- **Set task**
Transcribe the entries that follow, word for word.

- **Data provided**
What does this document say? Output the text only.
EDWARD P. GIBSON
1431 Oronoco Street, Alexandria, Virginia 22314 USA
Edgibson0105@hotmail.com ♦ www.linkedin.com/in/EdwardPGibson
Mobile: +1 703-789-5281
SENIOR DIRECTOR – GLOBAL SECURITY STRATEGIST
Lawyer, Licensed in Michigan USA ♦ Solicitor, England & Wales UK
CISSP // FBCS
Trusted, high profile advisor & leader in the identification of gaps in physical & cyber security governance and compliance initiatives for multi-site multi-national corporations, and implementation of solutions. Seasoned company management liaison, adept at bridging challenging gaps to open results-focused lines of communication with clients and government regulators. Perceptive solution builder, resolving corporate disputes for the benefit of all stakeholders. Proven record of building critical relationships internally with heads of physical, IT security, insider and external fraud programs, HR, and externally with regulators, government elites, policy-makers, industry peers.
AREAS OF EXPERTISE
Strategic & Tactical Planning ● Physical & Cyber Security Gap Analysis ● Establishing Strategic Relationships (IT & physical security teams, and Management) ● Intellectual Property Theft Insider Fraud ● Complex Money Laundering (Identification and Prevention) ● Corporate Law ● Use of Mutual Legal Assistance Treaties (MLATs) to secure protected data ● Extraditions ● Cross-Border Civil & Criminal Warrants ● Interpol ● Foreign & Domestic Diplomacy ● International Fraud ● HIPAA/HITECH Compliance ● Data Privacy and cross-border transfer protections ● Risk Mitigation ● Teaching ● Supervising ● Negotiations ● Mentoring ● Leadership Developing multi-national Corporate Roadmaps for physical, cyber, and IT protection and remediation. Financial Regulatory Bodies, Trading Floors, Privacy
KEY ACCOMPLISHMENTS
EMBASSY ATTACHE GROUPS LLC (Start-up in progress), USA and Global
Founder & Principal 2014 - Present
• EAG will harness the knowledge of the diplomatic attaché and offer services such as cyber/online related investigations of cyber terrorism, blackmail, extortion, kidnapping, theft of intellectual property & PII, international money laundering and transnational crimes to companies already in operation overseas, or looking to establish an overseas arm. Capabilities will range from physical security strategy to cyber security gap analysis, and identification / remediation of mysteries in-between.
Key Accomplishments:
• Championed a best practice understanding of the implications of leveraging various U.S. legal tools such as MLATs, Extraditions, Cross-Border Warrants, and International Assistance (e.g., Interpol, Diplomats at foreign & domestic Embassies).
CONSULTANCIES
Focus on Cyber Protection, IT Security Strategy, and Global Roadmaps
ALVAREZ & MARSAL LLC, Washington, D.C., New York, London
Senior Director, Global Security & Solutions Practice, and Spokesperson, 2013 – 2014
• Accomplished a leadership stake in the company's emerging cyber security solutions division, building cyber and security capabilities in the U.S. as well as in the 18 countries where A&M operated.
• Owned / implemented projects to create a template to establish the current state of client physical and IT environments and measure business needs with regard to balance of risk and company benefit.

- **Result for this exercise**
What does this document say? Output the text only.
EDWARD P. GIBSON
1431 Oronoco Street, Alexandria, Virginia 22314 USA
Edgibson0105@hotmail.com ♦ www.linkedin.com/in/EdwardPGibson
Mobile: +1 703-789-5281
SENIOR DIRECTOR – GLOBAL SECURITY STRATEGIST
Lawyer, Licensed in Michigan USA ♦ Solicitor, England & Wales UK
CISSP // FBCS
Trusted, high profile advisor & leader in the identification of gaps in physical & cyber security governance and compliance initiatives for multi-site multi-national corporations, and implementation of solutions. Seasoned company management liaison, adept at bridging challenging gaps to open results-focused lines of communication with clients and government regulators. Perceptive solution builder, resolving corporate disputes for the benefit of all stakeholders. Proven record of building critical relationships internally with heads of physical, IT security, insider and external fraud programs, HR, and externally with regulators, government elites, policy-makers, industry peers.
AREAS OF EXPERTISE
Strategic & Tactical Planning ● Physical & Cyber Security Gap Analysis ● Establishing Strategic Relationships (IT & physical security teams, and Management) ● Intellectual Property Theft Insider Fraud ● Complex Money Laundering (Identification and Prevention) ● Corporate Law ● Use of Mutual Legal Assistance Treaties (MLATs) to secure protected data ● Extraditions ● Cross-Border Civil & Criminal Warrants ● Interpol ● Foreign & Domestic Diplomacy ● International Fraud ● HIPAA/HITECH Compliance ● Data Privacy and cross-border transfer protections ● Risk Mitigation ● Teaching ● Supervising ● Negotiations ● Mentoring ● Leadership Developing multi-national Corporate Roadmaps for physical, cyber, and IT protection and remediation. Financial Regulatory Bodies, Trading Floors, Privacy
KEY ACCOMPLISHMENTS
EMBASSY ATTACHE GROUPS LLC (Start-up in progress), USA and Global
Founder & Principal 2014 - Present
• EAG will harness the knowledge of the diplomatic attaché and offer services such as cyber/online related investigations of cyber terrorism, blackmail, extortion, kidnapping, theft of intellectual property & PII, international money laundering and transnational crimes to companies already in operation overseas, or looking to establish an overseas arm. Capabilities will range from physical security strategy to cyber security gap analysis, and identification / remediation of mysteries in-between.
Key Accomplishments:
• Championed a best practice understanding of the implications of leveraging various U.S. legal tools such as MLATs, Extraditions, Cross-Border Warrants, and International Assistance (e.g., Interpol, Diplomats at foreign & domestic Embassies).
CONSULTANCIES
Focus on Cyber Protection, IT Security Strategy, and Global Roadmaps
ALVAREZ & MARSAL LLC, Washington, D.C., New York, London
Senior Director, Global Security & Solutions Practice, and Spokesperson, 2013 – 2014
• Accomplished a leadership stake in the company's emerging cyber security solutions division, building cyber and security capabilities in the U.S. as well as in the 18 countries where A&M operated.
• Owned / implemented projects to create a template to establish the current state of client physical and IT environments and measure business needs with regard to balance of risk and company benefit.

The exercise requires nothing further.